(Entries with figure data)
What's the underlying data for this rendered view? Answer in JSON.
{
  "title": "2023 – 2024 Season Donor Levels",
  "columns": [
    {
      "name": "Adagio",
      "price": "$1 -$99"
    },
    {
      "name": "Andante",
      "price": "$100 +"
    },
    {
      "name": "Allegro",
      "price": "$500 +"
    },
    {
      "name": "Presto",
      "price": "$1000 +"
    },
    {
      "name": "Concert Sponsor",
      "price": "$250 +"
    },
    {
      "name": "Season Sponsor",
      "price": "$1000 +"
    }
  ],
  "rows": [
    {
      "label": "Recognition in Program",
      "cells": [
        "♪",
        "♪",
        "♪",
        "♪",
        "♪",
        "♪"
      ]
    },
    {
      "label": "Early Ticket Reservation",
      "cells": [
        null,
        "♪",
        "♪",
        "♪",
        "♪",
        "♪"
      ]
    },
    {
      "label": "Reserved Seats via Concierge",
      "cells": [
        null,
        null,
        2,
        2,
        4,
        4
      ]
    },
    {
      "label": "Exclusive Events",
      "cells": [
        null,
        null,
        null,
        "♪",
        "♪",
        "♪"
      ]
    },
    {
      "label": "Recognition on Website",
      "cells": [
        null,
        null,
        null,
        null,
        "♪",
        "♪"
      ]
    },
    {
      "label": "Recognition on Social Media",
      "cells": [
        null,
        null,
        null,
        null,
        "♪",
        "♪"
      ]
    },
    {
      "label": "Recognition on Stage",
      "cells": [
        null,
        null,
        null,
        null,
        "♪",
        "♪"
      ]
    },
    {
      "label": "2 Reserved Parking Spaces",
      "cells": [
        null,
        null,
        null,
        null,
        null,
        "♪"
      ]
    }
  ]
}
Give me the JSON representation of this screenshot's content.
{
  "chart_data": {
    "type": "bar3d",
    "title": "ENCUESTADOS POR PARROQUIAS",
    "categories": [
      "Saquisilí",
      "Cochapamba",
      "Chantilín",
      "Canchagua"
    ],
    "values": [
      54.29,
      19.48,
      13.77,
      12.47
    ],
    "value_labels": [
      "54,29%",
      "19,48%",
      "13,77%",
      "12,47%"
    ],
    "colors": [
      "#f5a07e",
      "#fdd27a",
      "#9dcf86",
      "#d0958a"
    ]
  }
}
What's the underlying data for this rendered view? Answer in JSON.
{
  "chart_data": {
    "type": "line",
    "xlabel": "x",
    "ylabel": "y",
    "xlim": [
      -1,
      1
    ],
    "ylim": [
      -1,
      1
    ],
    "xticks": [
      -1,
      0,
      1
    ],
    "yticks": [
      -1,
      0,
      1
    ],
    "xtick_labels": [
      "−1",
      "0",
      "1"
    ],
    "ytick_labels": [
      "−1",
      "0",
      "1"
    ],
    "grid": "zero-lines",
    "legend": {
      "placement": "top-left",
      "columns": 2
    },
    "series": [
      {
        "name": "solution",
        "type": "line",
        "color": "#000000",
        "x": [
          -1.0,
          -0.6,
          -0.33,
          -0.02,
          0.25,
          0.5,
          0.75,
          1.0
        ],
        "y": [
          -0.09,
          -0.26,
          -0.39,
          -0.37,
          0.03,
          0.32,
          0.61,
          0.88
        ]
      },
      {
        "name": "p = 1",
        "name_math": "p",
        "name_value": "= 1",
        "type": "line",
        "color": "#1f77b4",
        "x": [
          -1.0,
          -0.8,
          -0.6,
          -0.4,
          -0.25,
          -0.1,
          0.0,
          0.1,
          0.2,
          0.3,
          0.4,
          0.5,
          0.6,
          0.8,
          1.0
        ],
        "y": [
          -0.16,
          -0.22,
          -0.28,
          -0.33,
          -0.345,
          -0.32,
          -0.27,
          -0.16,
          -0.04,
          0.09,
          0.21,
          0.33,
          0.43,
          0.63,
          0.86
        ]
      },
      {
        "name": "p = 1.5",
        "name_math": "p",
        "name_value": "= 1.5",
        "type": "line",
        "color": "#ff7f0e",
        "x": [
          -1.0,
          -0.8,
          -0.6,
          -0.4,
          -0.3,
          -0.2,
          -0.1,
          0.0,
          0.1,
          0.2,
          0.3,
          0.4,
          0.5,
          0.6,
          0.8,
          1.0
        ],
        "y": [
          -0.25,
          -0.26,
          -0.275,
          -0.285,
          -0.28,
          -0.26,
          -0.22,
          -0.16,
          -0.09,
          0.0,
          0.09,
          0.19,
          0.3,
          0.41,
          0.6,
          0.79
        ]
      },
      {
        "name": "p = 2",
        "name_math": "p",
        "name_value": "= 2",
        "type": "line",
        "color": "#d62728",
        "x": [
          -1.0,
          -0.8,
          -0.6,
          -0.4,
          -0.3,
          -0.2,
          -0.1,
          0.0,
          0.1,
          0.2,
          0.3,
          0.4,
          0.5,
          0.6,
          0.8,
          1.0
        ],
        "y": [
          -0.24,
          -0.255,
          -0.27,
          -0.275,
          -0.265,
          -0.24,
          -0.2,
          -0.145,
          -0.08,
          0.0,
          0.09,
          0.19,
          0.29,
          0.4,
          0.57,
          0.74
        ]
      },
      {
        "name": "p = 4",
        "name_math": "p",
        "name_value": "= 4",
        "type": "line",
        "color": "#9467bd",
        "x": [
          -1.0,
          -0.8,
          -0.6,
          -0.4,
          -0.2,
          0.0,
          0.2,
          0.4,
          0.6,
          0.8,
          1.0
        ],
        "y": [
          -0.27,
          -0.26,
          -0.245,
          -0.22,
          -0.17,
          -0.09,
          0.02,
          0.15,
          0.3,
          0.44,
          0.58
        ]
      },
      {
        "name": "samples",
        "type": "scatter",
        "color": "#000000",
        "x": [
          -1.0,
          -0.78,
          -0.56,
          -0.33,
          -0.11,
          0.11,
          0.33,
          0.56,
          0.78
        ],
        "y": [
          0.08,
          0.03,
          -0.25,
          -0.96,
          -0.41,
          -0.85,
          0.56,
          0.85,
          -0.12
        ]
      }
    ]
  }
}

# PROBLEM TO WORK ON
Find the lines containing "title" and pull them out.

# SOLUTION FOR THIS PROBLEM
  "title": "2023 – 2024 Season Donor Levels",
    "title": "ENCUESTADOS POR PARROQUIAS",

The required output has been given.